* _Record extracts_
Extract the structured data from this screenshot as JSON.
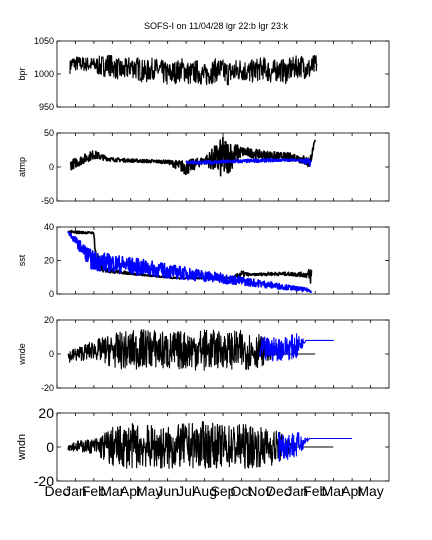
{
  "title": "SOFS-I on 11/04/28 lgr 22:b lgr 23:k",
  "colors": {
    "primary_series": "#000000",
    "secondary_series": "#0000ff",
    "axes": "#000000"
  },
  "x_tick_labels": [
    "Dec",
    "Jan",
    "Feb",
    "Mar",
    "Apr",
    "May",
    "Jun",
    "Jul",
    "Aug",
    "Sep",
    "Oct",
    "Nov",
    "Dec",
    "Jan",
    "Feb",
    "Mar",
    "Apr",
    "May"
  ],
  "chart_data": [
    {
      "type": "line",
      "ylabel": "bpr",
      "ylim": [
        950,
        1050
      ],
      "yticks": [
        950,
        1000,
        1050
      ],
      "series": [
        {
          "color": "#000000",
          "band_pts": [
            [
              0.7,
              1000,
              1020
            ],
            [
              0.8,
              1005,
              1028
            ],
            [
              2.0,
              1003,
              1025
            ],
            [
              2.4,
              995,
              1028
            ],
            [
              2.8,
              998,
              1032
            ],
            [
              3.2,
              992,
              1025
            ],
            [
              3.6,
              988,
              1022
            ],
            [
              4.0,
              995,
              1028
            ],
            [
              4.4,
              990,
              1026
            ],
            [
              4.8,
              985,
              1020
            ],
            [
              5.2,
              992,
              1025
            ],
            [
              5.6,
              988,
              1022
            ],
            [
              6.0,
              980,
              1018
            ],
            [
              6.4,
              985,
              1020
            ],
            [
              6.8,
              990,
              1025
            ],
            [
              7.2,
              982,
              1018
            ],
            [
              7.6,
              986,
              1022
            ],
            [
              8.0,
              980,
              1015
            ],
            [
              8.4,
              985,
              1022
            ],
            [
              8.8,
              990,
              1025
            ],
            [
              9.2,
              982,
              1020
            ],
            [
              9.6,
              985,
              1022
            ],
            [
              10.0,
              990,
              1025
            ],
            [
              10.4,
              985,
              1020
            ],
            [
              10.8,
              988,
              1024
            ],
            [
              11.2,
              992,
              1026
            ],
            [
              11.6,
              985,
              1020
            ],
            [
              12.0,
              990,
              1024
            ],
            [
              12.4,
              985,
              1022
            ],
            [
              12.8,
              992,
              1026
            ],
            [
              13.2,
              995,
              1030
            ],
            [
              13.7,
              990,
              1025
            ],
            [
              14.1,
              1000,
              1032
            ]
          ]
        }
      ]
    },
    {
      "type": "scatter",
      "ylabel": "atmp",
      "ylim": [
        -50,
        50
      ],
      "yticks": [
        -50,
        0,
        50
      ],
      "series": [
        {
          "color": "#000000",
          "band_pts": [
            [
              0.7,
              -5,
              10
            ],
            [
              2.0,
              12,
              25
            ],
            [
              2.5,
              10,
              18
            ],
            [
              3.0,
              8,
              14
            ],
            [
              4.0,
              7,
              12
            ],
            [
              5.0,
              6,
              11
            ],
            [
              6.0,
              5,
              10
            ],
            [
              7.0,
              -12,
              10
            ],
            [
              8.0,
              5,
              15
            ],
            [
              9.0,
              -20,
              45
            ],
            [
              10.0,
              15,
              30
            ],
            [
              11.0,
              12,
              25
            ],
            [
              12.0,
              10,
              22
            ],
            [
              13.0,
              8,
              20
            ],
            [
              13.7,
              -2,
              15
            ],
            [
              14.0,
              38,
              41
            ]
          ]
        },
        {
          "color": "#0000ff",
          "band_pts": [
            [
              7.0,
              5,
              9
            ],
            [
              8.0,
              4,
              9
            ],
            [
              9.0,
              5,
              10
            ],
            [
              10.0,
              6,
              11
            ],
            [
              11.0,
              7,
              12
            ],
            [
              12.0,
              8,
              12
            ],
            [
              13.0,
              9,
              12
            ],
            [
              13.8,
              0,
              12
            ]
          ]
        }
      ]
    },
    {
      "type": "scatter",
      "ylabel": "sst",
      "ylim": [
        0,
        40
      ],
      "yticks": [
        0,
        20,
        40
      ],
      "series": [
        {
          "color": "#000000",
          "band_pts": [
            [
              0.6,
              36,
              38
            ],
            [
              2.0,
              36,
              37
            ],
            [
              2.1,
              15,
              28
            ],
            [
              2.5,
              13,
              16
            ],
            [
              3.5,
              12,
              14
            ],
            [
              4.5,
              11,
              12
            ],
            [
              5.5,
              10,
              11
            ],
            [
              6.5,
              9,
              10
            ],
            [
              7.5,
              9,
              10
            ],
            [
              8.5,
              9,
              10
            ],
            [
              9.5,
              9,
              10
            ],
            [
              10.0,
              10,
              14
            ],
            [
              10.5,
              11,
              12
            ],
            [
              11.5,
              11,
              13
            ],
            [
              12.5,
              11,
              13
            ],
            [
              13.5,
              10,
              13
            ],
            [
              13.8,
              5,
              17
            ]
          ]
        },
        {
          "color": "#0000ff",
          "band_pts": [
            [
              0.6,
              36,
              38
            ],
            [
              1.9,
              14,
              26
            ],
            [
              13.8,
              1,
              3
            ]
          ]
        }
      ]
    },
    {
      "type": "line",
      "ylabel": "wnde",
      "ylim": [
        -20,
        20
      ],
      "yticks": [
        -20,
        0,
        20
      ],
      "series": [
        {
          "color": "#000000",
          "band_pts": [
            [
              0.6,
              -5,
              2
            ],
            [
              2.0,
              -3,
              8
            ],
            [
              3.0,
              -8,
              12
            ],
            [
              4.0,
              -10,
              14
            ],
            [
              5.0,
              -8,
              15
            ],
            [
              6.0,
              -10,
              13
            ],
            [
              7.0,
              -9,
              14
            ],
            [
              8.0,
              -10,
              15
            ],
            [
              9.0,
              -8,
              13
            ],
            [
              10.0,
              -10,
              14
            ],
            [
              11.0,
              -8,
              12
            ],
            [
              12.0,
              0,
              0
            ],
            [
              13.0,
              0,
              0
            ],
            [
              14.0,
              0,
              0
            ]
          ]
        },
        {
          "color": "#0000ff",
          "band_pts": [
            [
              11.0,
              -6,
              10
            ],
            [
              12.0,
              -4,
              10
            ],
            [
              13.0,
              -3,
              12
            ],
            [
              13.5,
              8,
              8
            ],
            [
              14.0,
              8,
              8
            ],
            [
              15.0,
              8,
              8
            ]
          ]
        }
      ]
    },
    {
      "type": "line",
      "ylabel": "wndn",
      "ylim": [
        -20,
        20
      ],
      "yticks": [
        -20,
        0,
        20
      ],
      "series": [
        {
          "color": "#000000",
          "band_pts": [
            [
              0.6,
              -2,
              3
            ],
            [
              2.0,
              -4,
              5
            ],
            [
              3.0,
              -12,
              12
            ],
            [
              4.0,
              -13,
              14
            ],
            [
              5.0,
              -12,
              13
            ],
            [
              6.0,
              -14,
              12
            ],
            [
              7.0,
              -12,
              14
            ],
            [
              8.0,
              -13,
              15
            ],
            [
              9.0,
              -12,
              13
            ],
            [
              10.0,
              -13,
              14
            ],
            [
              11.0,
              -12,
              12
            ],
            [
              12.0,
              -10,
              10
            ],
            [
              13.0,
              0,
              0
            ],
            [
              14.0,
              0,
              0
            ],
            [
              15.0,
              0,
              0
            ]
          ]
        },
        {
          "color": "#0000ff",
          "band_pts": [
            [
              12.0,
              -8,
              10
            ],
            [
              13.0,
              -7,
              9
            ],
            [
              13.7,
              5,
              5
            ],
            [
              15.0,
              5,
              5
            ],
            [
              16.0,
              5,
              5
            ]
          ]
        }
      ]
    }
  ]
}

...

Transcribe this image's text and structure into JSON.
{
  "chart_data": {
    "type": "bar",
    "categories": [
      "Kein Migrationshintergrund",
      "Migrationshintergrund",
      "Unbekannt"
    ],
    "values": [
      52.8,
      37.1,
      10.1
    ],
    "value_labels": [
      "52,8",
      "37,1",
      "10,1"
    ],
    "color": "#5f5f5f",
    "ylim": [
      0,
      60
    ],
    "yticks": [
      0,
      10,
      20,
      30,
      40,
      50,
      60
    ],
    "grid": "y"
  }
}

==

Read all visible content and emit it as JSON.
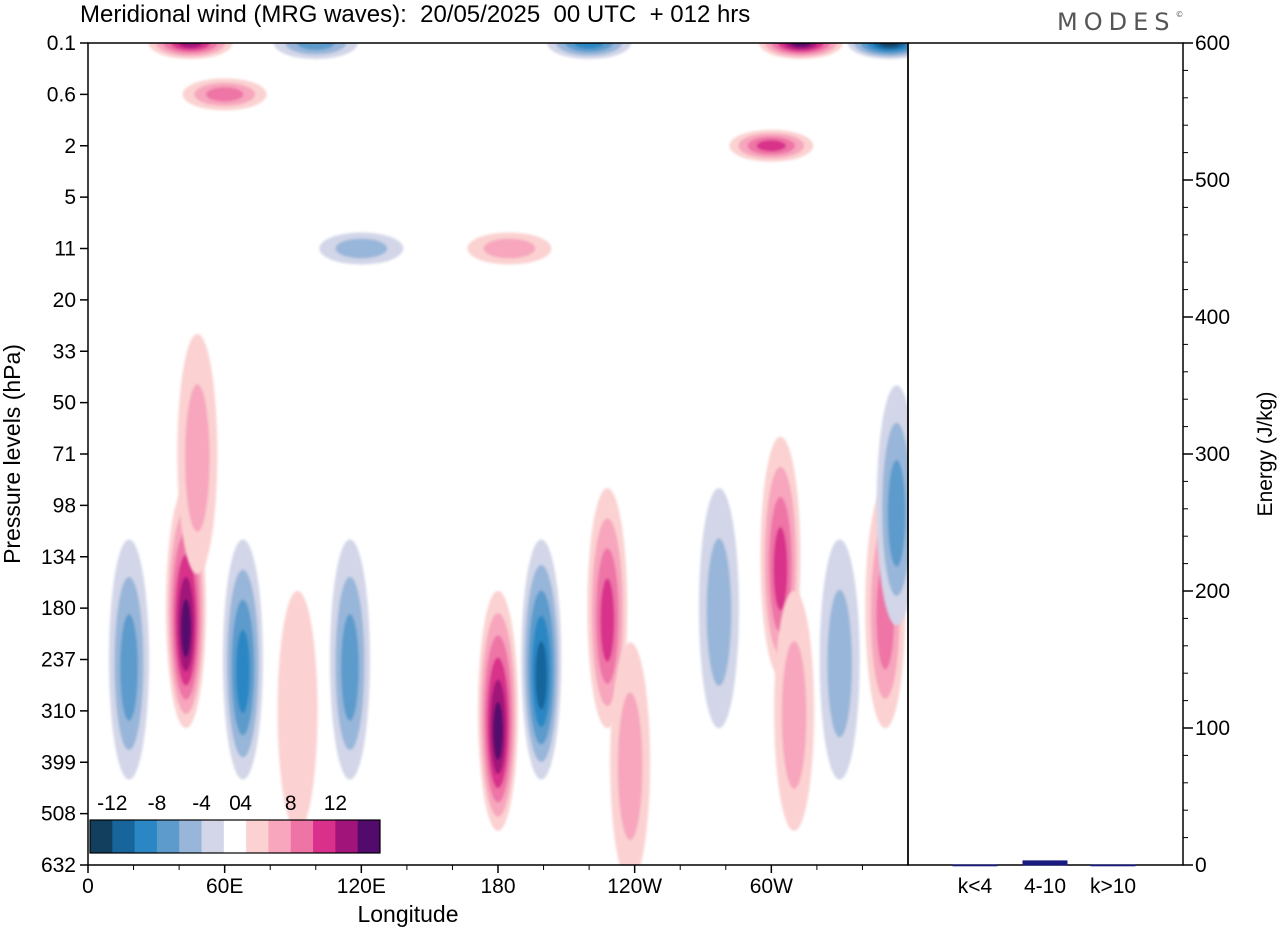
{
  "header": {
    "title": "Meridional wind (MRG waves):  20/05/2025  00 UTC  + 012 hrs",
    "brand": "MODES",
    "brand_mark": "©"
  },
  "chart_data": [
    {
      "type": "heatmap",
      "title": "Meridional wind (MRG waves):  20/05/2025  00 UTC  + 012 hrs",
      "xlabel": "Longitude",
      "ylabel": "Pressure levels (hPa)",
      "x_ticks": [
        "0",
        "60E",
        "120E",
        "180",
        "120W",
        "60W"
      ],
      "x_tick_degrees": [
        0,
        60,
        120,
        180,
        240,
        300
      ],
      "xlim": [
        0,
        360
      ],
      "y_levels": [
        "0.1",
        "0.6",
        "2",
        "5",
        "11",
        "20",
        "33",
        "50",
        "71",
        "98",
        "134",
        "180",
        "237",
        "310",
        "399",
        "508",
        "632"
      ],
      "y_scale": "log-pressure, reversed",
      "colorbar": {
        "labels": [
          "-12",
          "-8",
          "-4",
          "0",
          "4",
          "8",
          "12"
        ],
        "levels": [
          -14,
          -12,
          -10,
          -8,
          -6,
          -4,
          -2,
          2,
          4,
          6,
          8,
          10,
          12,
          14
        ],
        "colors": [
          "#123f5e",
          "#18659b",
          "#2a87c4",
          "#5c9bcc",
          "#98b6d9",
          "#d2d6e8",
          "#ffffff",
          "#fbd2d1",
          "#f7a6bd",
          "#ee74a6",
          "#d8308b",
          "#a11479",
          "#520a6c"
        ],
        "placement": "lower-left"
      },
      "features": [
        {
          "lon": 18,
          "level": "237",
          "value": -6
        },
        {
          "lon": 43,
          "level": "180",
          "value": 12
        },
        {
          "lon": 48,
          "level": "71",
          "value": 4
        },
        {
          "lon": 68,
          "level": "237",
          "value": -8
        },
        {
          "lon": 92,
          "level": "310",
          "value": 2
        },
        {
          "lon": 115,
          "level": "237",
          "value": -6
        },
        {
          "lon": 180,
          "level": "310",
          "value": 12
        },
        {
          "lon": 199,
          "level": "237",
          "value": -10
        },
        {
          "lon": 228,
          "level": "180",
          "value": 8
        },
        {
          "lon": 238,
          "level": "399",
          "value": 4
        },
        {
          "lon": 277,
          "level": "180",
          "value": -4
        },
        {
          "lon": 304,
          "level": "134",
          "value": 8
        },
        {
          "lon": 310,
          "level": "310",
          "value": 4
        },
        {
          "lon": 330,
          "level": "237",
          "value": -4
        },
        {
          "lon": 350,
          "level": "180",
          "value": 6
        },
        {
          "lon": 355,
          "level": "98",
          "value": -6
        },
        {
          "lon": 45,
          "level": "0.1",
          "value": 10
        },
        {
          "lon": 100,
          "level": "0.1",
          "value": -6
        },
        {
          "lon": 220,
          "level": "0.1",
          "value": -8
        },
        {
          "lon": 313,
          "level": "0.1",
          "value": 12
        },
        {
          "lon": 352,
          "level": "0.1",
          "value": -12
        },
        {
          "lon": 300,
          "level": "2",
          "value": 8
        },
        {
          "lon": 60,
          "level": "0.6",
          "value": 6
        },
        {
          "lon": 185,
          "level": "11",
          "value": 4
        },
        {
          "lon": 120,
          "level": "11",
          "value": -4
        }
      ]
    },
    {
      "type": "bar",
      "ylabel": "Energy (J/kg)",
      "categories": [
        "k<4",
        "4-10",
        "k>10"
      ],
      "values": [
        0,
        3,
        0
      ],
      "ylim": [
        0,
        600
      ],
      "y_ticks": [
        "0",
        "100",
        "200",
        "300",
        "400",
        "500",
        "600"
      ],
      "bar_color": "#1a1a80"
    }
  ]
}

* _Stated task_
Count how many lines of the material hold the string "ylabel". Give the number and nothing more.

* _In response_
7